# [WHAT IS BEING ASKED]
Can you write out the Roman Empire passage word for word between "Augustus' reforms turning" and "the Ottoman Turks.", inclusive?
— BEGIN TEXT SHOWN —
Roman Empire is also used as translation of the expression Imperium Romanum, probably the best known Latin expression where the word "imperium" is used in the meaning of a territory, the "Roman Empire", as that part of the world where Rome ruled. The expansion of this Roman territory beyond the borders of the initial city-state of Rome had started long before the state organisation turned into an Empire. One of the first historians to describe this expansion of the Roman territory was the Greek Polybius, writing in the Epoch of the Roman Republic.
In the centuries before the autocracy of Augustus, Rome had already accumulated a collection of tribute-states beyond the Italian Peninsula, including former Mediterranean competitors Syracuse and Carthage. In the late Republic Augustus (then still "Octavian") added Egypt definitively to the Imperium Romanum. The remainder of this article treats the Roman Empire as Imperial state (see Roman Kingdom and Roman Republic for development of the territory in earlier times).
Augustus' reforms turning the Roman state into an Empire survived mostly unchanged until the Diocletian reform at end of the 3rd century, which turned the empire into a tetrarchy. While the political form given by Diocletian was short-lived, it led to the division of the Empire into two halves. This allowed Roman rule to continue for two more centuries over the whole empire, although divided into the Eastern and the Western Roman Empire.
The end of the Western Empire is traditionally set in 476, when Odovacar deposed the last Emperor and sent the Imperial insignia to Constantinople; henceforth he nominally ruled as dux on behalf of Constantinople. After another millennium, in 1453, the Eastern Empire, better known as the Byzantine Empire, fell to the Ottoman Turks.
— END TEXT SHOWN —
— BEGIN GIVEN DATA —
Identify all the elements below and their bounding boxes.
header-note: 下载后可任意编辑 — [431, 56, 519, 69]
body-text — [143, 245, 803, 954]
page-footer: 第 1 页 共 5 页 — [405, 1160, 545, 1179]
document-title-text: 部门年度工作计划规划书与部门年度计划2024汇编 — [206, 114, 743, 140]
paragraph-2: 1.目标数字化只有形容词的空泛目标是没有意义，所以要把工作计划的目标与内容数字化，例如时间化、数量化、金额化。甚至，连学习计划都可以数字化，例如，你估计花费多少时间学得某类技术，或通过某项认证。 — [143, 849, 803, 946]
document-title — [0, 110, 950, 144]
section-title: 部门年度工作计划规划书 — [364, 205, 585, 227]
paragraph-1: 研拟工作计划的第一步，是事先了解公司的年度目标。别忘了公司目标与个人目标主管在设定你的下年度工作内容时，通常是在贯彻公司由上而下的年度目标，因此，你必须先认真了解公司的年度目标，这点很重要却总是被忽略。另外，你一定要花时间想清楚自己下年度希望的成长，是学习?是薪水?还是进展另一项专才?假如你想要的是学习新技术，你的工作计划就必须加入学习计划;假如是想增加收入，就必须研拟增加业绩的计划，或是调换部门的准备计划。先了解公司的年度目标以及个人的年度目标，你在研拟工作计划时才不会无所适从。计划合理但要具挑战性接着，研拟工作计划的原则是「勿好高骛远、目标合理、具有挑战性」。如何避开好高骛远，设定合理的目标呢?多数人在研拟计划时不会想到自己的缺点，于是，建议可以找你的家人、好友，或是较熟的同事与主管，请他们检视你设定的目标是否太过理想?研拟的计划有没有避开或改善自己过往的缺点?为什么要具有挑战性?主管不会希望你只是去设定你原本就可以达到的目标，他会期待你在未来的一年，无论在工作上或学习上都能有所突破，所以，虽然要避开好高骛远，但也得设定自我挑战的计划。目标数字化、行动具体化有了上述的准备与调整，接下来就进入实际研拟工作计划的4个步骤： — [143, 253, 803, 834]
— END GIVEN DATA —
# [PROBLEM SOLUTION]
Augustus' reforms turning the Roman state into an Empire survived mostly unchanged until the Diocletian reform at end of the 3rd century, which turned the empire into a tetrarchy. While the political form given by Diocletian was short-lived, it led to the division of the Empire into two halves. This allowed Roman rule to continue for two more centuries over the whole empire, although divided into the Eastern and the Western Roman Empire.
The end of the Western Empire is traditionally set in 476, when Odovacar deposed the last Emperor and sent the Imperial insignia to Constantinople; henceforth he nominally ruled as dux on behalf of Constantinople. After another millennium, in 1453, the Eastern Empire, better known as the Byzantine Empire, fell to the Ottoman Turks.